Task directions
Without including any images, repeat the data exactly.

***** Provided data

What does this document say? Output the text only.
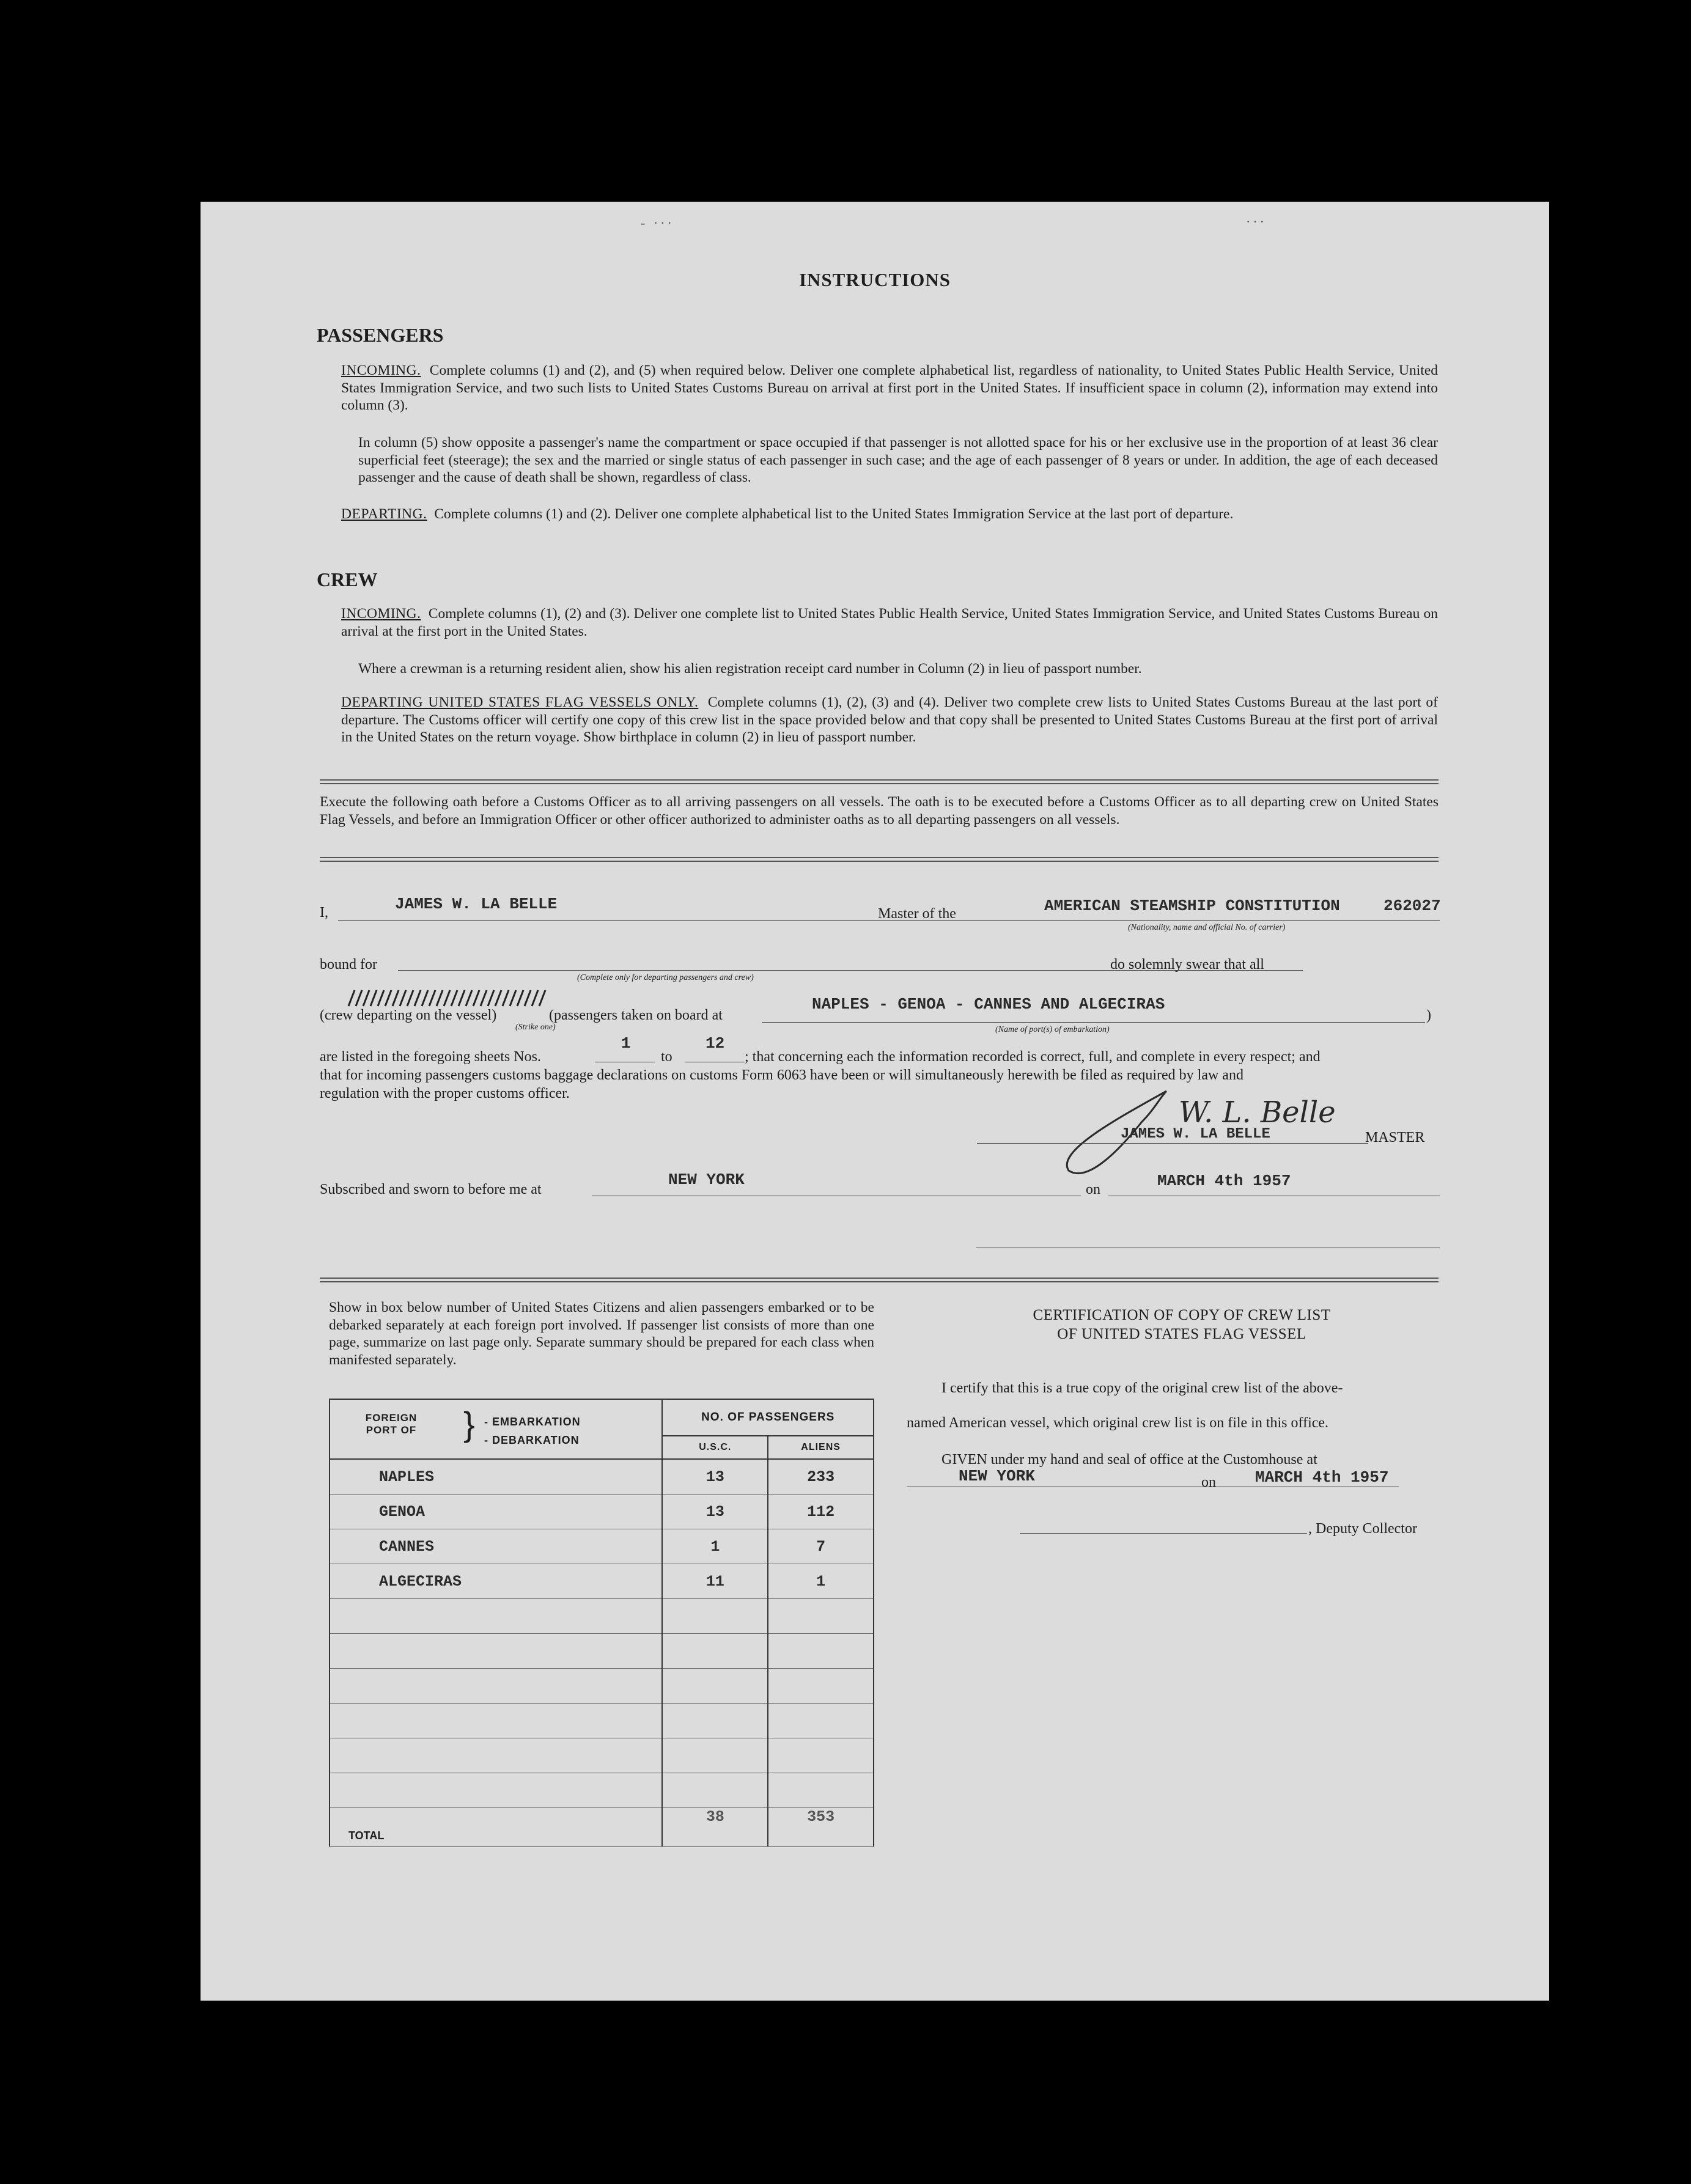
‐ ···	···
INSTRUCTIONS
PASSENGERS
INCOMING. Complete columns (1) and (2), and (5) when required below. Deliver one complete alphabetical list, regardless of nationality, to United States Public Health Service, United States Immigration Service, and two such lists to United States Customs Bureau on arrival at first port in the United States. If insufficient space in column (2), information may extend into column (3).
In column (5) show opposite a passenger's name the compartment or space occupied if that passenger is not allotted space for his or her exclusive use in the proportion of at least 36 clear superficial feet (steerage); the sex and the married or single status of each passenger in such case; and the age of each passenger of 8 years or under. In addition, the age of each deceased passenger and the cause of death shall be shown, regardless of class.
DEPARTING. Complete columns (1) and (2). Deliver one complete alphabetical list to the United States Immigration Service at the last port of departure.
CREW
INCOMING. Complete columns (1), (2) and (3). Deliver one complete list to United States Public Health Service, United States Immigration Service, and United States Customs Bureau on arrival at the first port in the United States.
Where a crewman is a returning resident alien, show his alien registration receipt card number in Column (2) in lieu of passport number.
DEPARTING UNITED STATES FLAG VESSELS ONLY. Complete columns (1), (2), (3) and (4). Deliver two complete crew lists to United States Customs Bureau at the last port of departure. The Customs officer will certify one copy of this crew list in the space provided below and that copy shall be presented to United States Customs Bureau at the first port of arrival in the United States on the return voyage. Show birthplace in column (2) in lieu of passport number.
Execute the following oath before a Customs Officer as to all arriving passengers on all vessels. The oath is to be executed before a Customs Officer as to all departing crew on United States Flag Vessels, and before an Immigration Officer or other officer authorized to administer oaths as to all departing passengers on all vessels.
I,	JAMES W. LA BELLE
Master of the	AMERICAN STEAMSHIP CONSTITUTION	262027
(Nationality, name and official No. of carrier)
bound for
(Complete only for departing passengers and crew)
do solemnly swear that all
(crew departing on the vessel)
(Strike one)
(passengers taken on board at
NAPLES - GENOA - CANNES AND ALGECIRAS
(Name of port(s) of embarkation)
)
1	12
are listed in the foregoing sheets Nos.	to	; that concerning each the information recorded is correct, full, and complete in every respect; and
that for incoming passengers customs baggage declarations on customs Form 6063 have been or will simultaneously herewith be filed as required by law and
regulation with the proper customs officer.
W. L. Belle
JAMES W. LA BELLE	MASTER
Subscribed and sworn to before me at
NEW YORK
on	MARCH 4th 1957
Show in box below number of United States Citizens and alien passengers embarked or to be debarked separately at each foreign port involved. If passenger list consists of more than one page, summarize on last page only. Separate summary should be prepared for each class when manifested separately.
FOREIGN PORT OF } - EMBARKATION
- DEBARKATION	NO. OF PASSENGERS	
	U.S.C.	ALIENS
NAPLES	13	233
GENOA	13	112
CANNES	1	7
ALGECIRAS	11	1

TOTAL	38	353
CERTIFICATION OF COPY OF CREW LIST
OF UNITED STATES FLAG VESSEL
I certify that this is a true copy of the original crew list of the above-
named American vessel, which original crew list is on file in this office.
GIVEN under my hand and seal of office at the Customhouse at
NEW YORK	on MARCH 4th 1957
, Deputy Collector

**********

Solution to the problem
What does this document say? Output the text only.
‐ ···	···
INSTRUCTIONS
PASSENGERS
INCOMING. Complete columns (1) and (2), and (5) when required below. Deliver one complete alphabetical list, regardless of nationality, to United States Public Health Service, United States Immigration Service, and two such lists to United States Customs Bureau on arrival at first port in the United States. If insufficient space in column (2), information may extend into column (3).
In column (5) show opposite a passenger's name the compartment or space occupied if that passenger is not allotted space for his or her exclusive use in the proportion of at least 36 clear superficial feet (steerage); the sex and the married or single status of each passenger in such case; and the age of each passenger of 8 years or under. In addition, the age of each deceased passenger and the cause of death shall be shown, regardless of class.
DEPARTING. Complete columns (1) and (2). Deliver one complete alphabetical list to the United States Immigration Service at the last port of departure.
CREW
INCOMING. Complete columns (1), (2) and (3). Deliver one complete list to United States Public Health Service, United States Immigration Service, and United States Customs Bureau on arrival at the first port in the United States.
Where a crewman is a returning resident alien, show his alien registration receipt card number in Column (2) in lieu of passport number.
DEPARTING UNITED STATES FLAG VESSELS ONLY. Complete columns (1), (2), (3) and (4). Deliver two complete crew lists to United States Customs Bureau at the last port of departure. The Customs officer will certify one copy of this crew list in the space provided below and that copy shall be presented to United States Customs Bureau at the first port of arrival in the United States on the return voyage. Show birthplace in column (2) in lieu of passport number.
Execute the following oath before a Customs Officer as to all arriving passengers on all vessels. The oath is to be executed before a Customs Officer as to all departing crew on United States Flag Vessels, and before an Immigration Officer or other officer authorized to administer oaths as to all departing passengers on all vessels.
I,	JAMES W. LA BELLE
Master of the	AMERICAN STEAMSHIP CONSTITUTION	262027
(Nationality, name and official No. of carrier)
bound for
(Complete only for departing passengers and crew)
do solemnly swear that all
(crew departing on the vessel)
(Strike one)
(passengers taken on board at
NAPLES - GENOA - CANNES AND ALGECIRAS
(Name of port(s) of embarkation)
)
1	12
are listed in the foregoing sheets Nos.	to	; that concerning each the information recorded is correct, full, and complete in every respect; and
that for incoming passengers customs baggage declarations on customs Form 6063 have been or will simultaneously herewith be filed as required by law and
regulation with the proper customs officer.
W. L. Belle
JAMES W. LA BELLE	MASTER
Subscribed and sworn to before me at
NEW YORK
on	MARCH 4th 1957
Show in box below number of United States Citizens and alien passengers embarked or to be debarked separately at each foreign port involved. If passenger list consists of more than one page, summarize on last page only. Separate summary should be prepared for each class when manifested separately.
FOREIGN PORT OF } - EMBARKATION
- DEBARKATION	NO. OF PASSENGERS	
	U.S.C.	ALIENS
NAPLES	13	233
GENOA	13	112
CANNES	1	7
ALGECIRAS	11	1

TOTAL	38	353
CERTIFICATION OF COPY OF CREW LIST
OF UNITED STATES FLAG VESSEL
I certify that this is a true copy of the original crew list of the above-
named American vessel, which original crew list is on file in this office.
GIVEN under my hand and seal of office at the Customhouse at
NEW YORK	on MARCH 4th 1957
, Deputy Collector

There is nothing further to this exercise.